#### [Input records]
+++

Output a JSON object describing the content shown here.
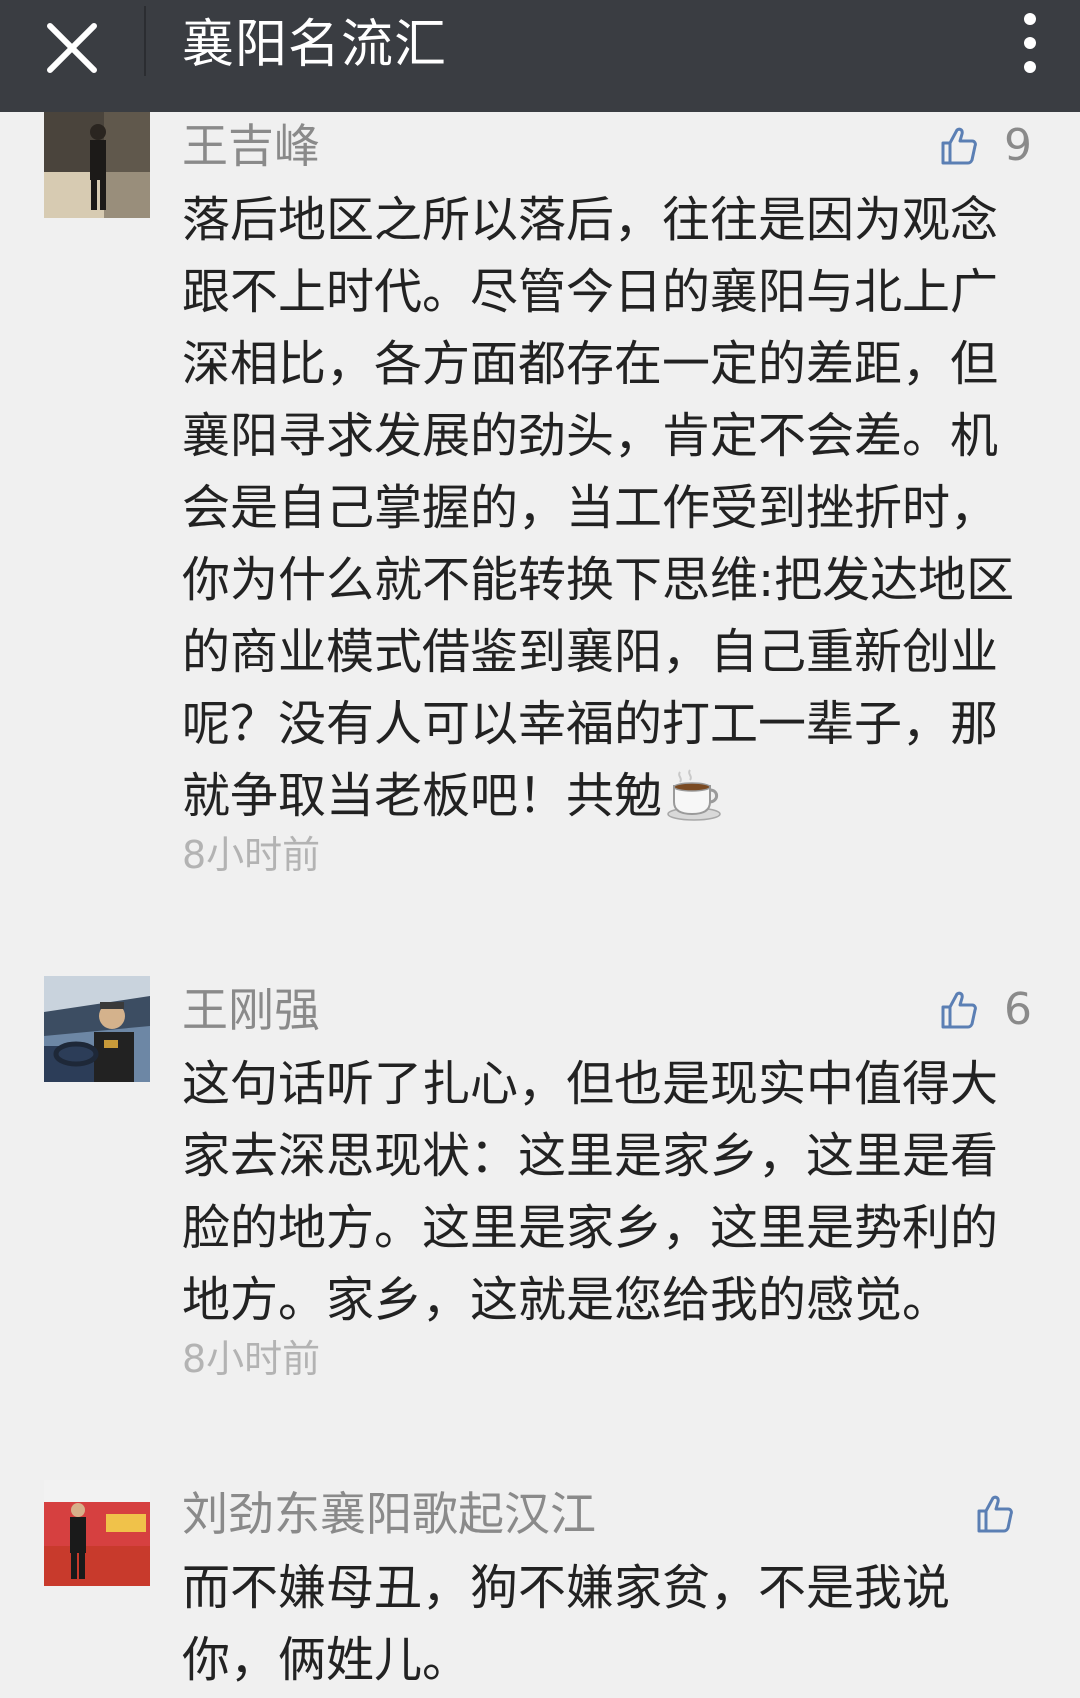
{
  "header": {
    "title": "襄阳名流汇",
    "close_icon": "close-icon",
    "more_icon": "more-vertical-icon",
    "background": "#3a3d42"
  },
  "comments": [
    {
      "name": "王吉峰",
      "likes": "9",
      "text": "落后地区之所以落后，往往是因为观念跟不上时代。尽管今日的襄阳与北上广深相比，各方面都存在一定的差距，但襄阳寻求发展的劲头，肯定不会差。机会是自己掌握的，当工作受到挫折时，你为什么就不能转换下思维:把发达地区的商业模式借鉴到襄阳，自己重新创业呢？没有人可以幸福的打工一辈子，那就争取当老板吧！共勉",
      "emoji": "coffee-cup-icon",
      "time": "8小时前"
    },
    {
      "name": "王刚强",
      "likes": "6",
      "text": "这句话听了扎心，但也是现实中值得大家去深思现状：这里是家乡，这里是看脸的地方。这里是家乡，这里是势利的地方。家乡，这就是您给我的感觉。",
      "time": "8小时前"
    },
    {
      "name": "刘劲东襄阳歌起汉江",
      "likes": "",
      "text": "而不嫌母丑，狗不嫌家贫，不是我说你，俩姓儿。"
    }
  ],
  "colors": {
    "name": "#8a8a8a",
    "text": "#222222",
    "time": "#b3b3b3",
    "thumb": "#5b7fb4",
    "background": "#f0f0f0"
  }
}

+++

#### [Your task]
Pick out and copy the lines of the material that include the word "icon".

#### [Worked solution]
    "close_icon": "close-icon",
    "more_icon": "more-vertical-icon",
      "emoji": "coffee-cup-icon",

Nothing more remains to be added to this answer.